Goal of the exercise:
Write out exactly the lines from the one with "Serialize everything readable" through the last line. Pictures stay out.

Task input:
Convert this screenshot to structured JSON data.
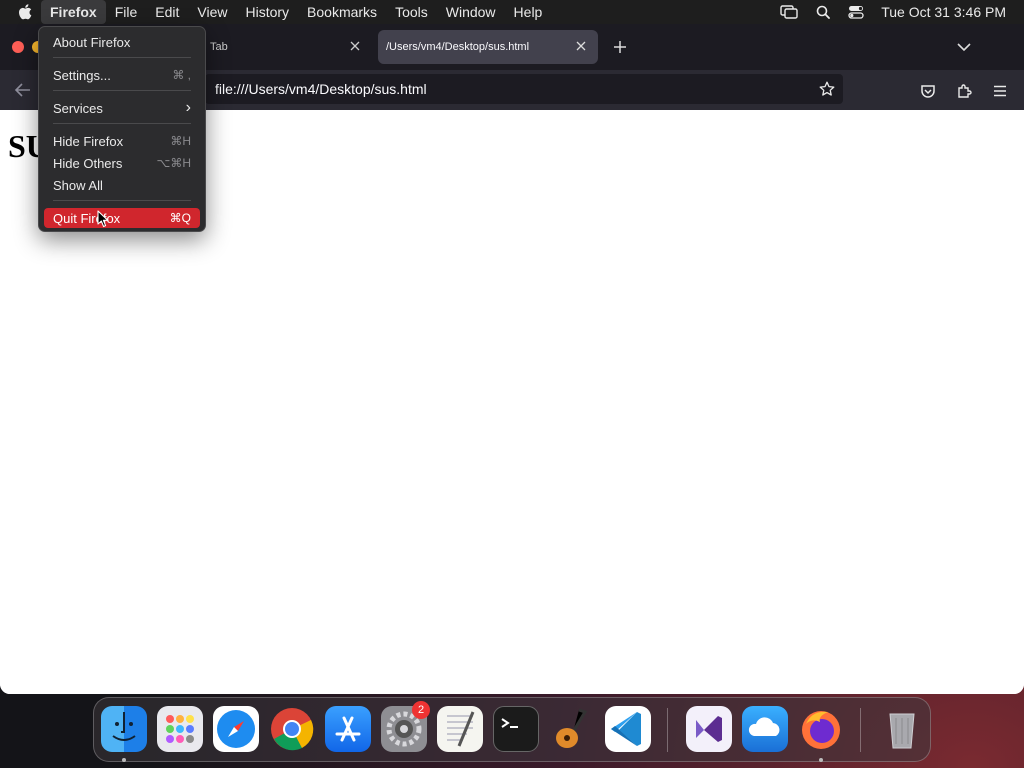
{
  "menubar": {
    "items": [
      "Firefox",
      "File",
      "Edit",
      "View",
      "History",
      "Bookmarks",
      "Tools",
      "Window",
      "Help"
    ],
    "clock": "Tue Oct 31  3:46 PM"
  },
  "tabs": [
    {
      "label": "Tab"
    },
    {
      "label": "/Users/vm4/Desktop/sus.html"
    }
  ],
  "urlbar": {
    "value": "file:///Users/vm4/Desktop/sus.html"
  },
  "page": {
    "heading": "SU"
  },
  "app_menu": {
    "items": [
      {
        "label": "About Firefox",
        "shortcut": ""
      },
      {
        "label": "Settings...",
        "shortcut": "⌘ ,"
      },
      {
        "label": "Services",
        "shortcut": "›"
      },
      {
        "label": "Hide Firefox",
        "shortcut": "⌘H"
      },
      {
        "label": "Hide Others",
        "shortcut": "⌥⌘H"
      },
      {
        "label": "Show All",
        "shortcut": ""
      },
      {
        "label": "Quit Firefox",
        "shortcut": "⌘Q"
      }
    ],
    "highlighted": "Quit Firefox"
  },
  "dock": {
    "apps": [
      "Finder",
      "Launchpad",
      "Safari",
      "Chrome",
      "App Store",
      "System Settings",
      "TextEdit",
      "Terminal",
      "GarageBand",
      "Visual Studio Code",
      "Visual Studio",
      "iCloud",
      "Firefox",
      "Trash"
    ],
    "badge": "2"
  },
  "colors": {
    "menu_highlight": "#d0262d",
    "close": "#ff5f57",
    "minimize": "#febc2e"
  }
}
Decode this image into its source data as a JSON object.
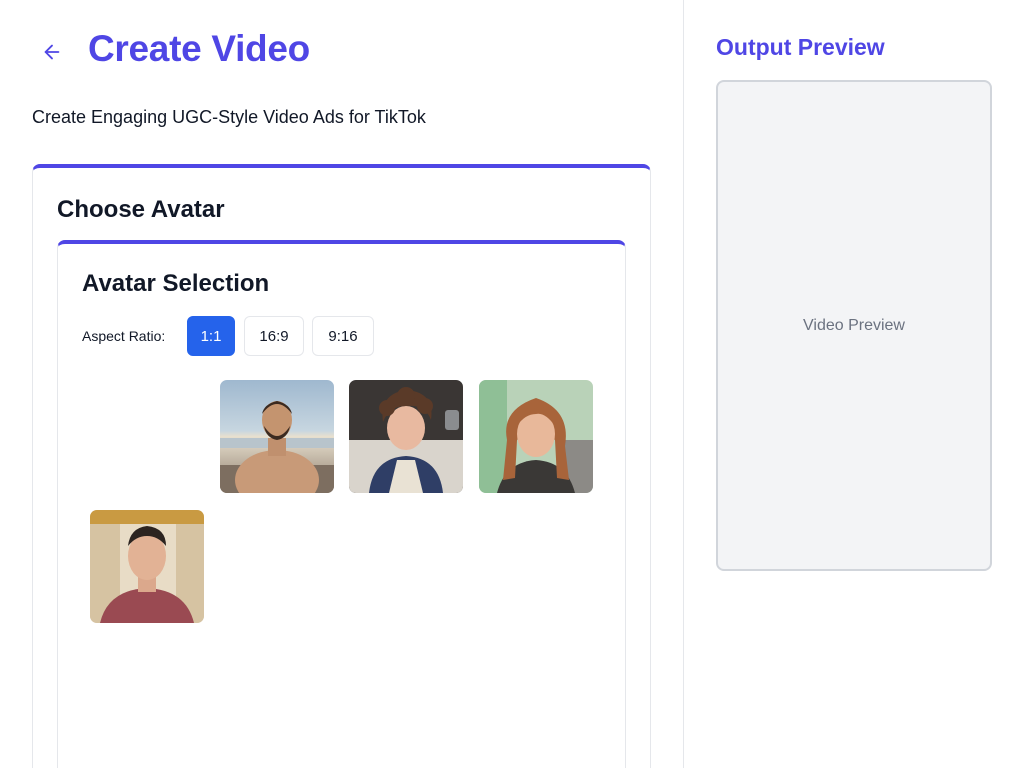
{
  "header": {
    "title": "Create Video",
    "subtitle": "Create Engaging UGC-Style Video Ads for TikTok"
  },
  "avatar_section": {
    "title": "Choose Avatar",
    "panel_title": "Avatar Selection",
    "aspect_ratio_label": "Aspect Ratio:",
    "aspect_ratios": [
      "1:1",
      "16:9",
      "9:16"
    ],
    "selected_ratio": "1:1"
  },
  "avatars": [
    {
      "name": "beach-man"
    },
    {
      "name": "curly-hair-person"
    },
    {
      "name": "smiling-woman"
    },
    {
      "name": "man-red-shirt"
    }
  ],
  "preview": {
    "title": "Output Preview",
    "placeholder": "Video Preview"
  },
  "colors": {
    "accent": "#4f46e5",
    "active_button": "#2563eb"
  }
}
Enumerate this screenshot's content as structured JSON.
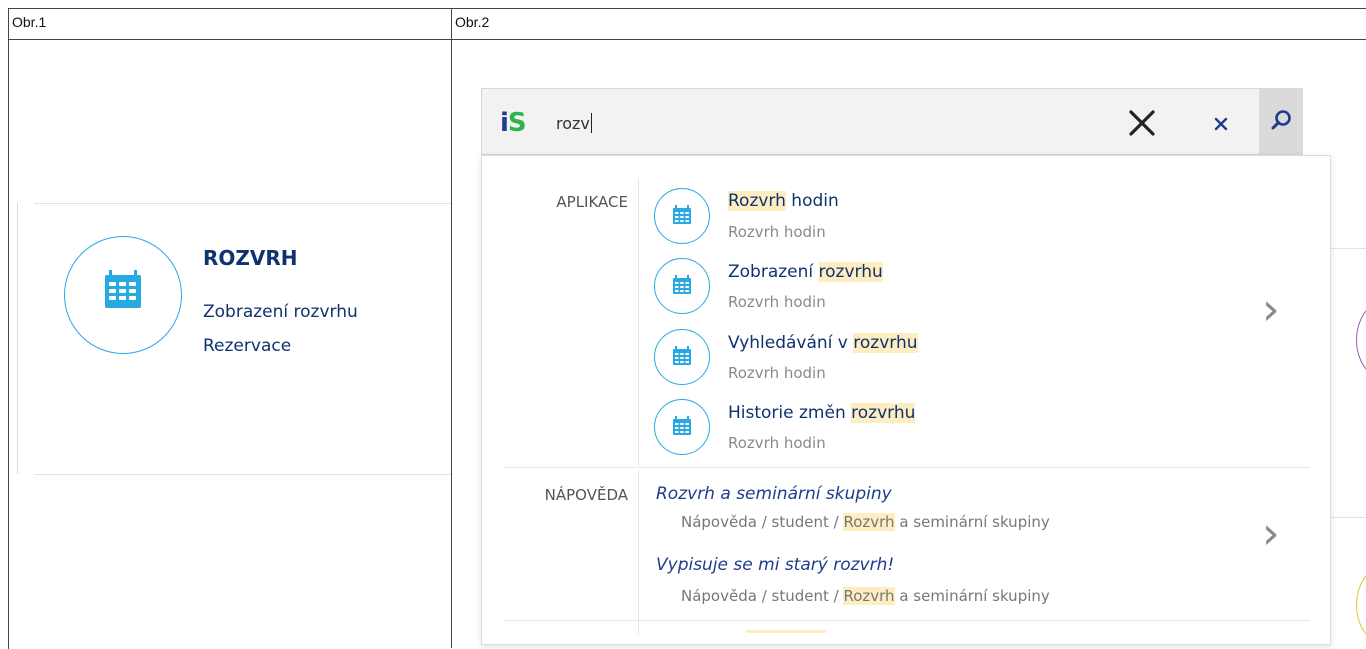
{
  "captions": {
    "left": "Obr.1",
    "right": "Obr.2"
  },
  "card": {
    "icon": "calendar-icon",
    "title": "ROZVRH",
    "links": [
      "Zobrazení rozvrhu",
      "Rezervace"
    ]
  },
  "search": {
    "logo_i": "i",
    "logo_s": "S",
    "query": "rozv",
    "clear_icon": "close-icon",
    "close_icon": "close-small-icon",
    "submit_icon": "search-icon"
  },
  "sections": {
    "apps_label": "APLIKACE",
    "help_label": "NÁPOVĚDA"
  },
  "apps": [
    {
      "before": "",
      "hl": "Rozvrh",
      "after": " hodin",
      "sub": "Rozvrh hodin"
    },
    {
      "before": "Zobrazení ",
      "hl": "rozvrhu",
      "after": "",
      "sub": "Rozvrh hodin"
    },
    {
      "before": "Vyhledávání v ",
      "hl": "rozvrhu",
      "after": "",
      "sub": "Rozvrh hodin"
    },
    {
      "before": "Historie změn ",
      "hl": "rozvrhu",
      "after": "",
      "sub": "Rozvrh hodin"
    }
  ],
  "help": [
    {
      "title_before": "",
      "title_hl": "Rozvrh",
      "title_after": " a seminární skupiny",
      "path_before": "Nápověda / student / ",
      "path_hl": "Rozvrh",
      "path_after": " a seminární skupiny"
    },
    {
      "title_before": "Vypisuje se mi starý ",
      "title_hl": "rozvrh",
      "title_after": "!",
      "path_before": "Nápověda / student / ",
      "path_hl": "Rozvrh",
      "path_after": " a seminární skupiny"
    }
  ],
  "colors": {
    "accent": "#29a9e1",
    "link": "#0f3270",
    "highlight": "#fdedc0",
    "logo_s": "#2cb34a"
  }
}
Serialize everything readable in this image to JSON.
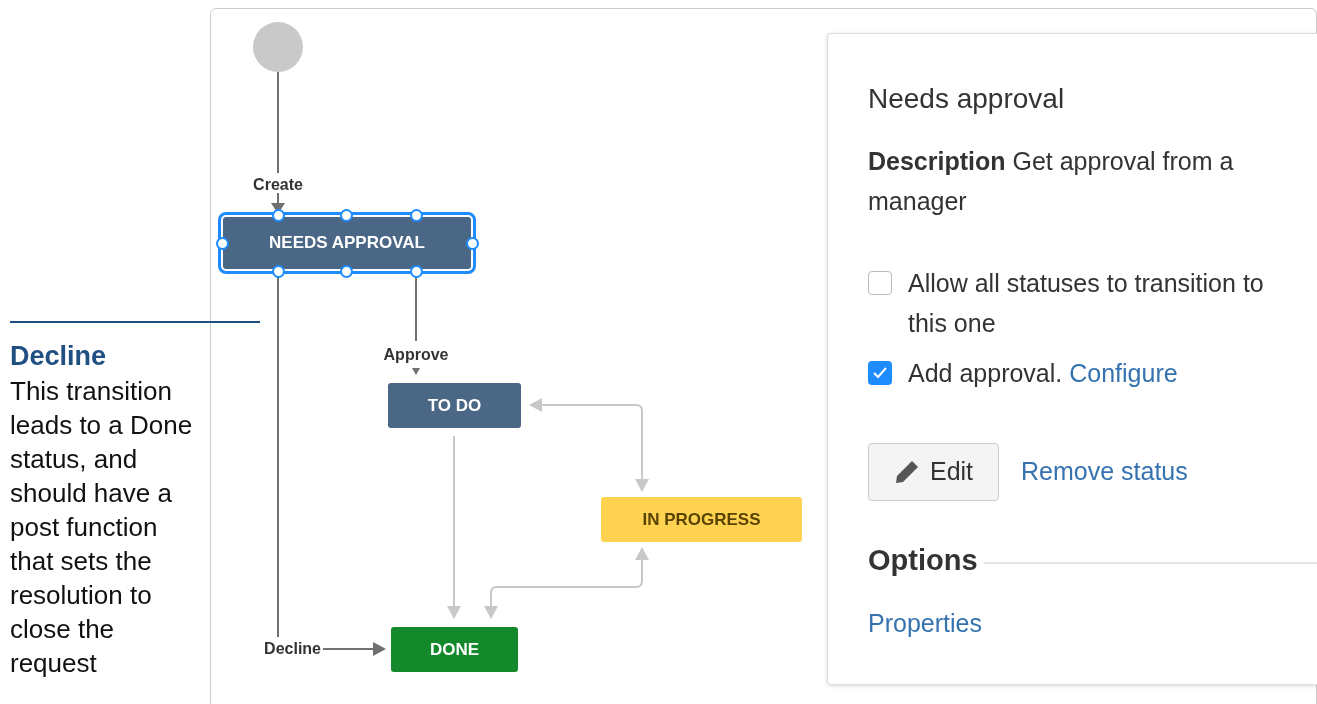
{
  "annotation": {
    "title": "Decline",
    "body": "This transition leads to a Done status, and should have a post function that sets the resolution to close the request"
  },
  "diagram": {
    "statuses": [
      {
        "label": "NEEDS APPROVAL",
        "color": "#4a6785",
        "selected": true
      },
      {
        "label": "TO DO",
        "color": "#4a6785",
        "selected": false
      },
      {
        "label": "IN PROGRESS",
        "color": "#ffd351",
        "selected": false
      },
      {
        "label": "DONE",
        "color": "#14892c",
        "selected": false
      }
    ],
    "transitions": [
      "Create",
      "Approve",
      "Decline"
    ]
  },
  "panel": {
    "title": "Needs approval",
    "description": "**Description** Get approval from a manager",
    "options": [
      {
        "label": "Allow all statuses to transition to this one",
        "checked": false
      },
      {
        "label": "Add approval.",
        "link": "Configure",
        "checked": true
      }
    ],
    "edit_button": "Edit",
    "remove_link": "Remove status",
    "section": "Options",
    "properties_link": "Properties"
  }
}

Written response:
Serialize everything readable in this image to JSON.
{
  "annotation": {
    "title": "Decline",
    "body": "This transition leads to a Done status, and should have a post function that sets the resolution to close the request"
  },
  "diagram": {
    "statuses": [
      {
        "label": "NEEDS APPROVAL",
        "color": "#4a6785",
        "selected": true
      },
      {
        "label": "TO DO",
        "color": "#4a6785",
        "selected": false
      },
      {
        "label": "IN PROGRESS",
        "color": "#ffd351",
        "selected": false
      },
      {
        "label": "DONE",
        "color": "#14892c",
        "selected": false
      }
    ],
    "transitions": [
      "Create",
      "Approve",
      "Decline"
    ]
  },
  "panel": {
    "title": "Needs approval",
    "description": "**Description** Get approval from a manager",
    "options": [
      {
        "label": "Allow all statuses to transition to this one",
        "checked": false
      },
      {
        "label": "Add approval.",
        "link": "Configure",
        "checked": true
      }
    ],
    "edit_button": "Edit",
    "remove_link": "Remove status",
    "section": "Options",
    "properties_link": "Properties"
  }
}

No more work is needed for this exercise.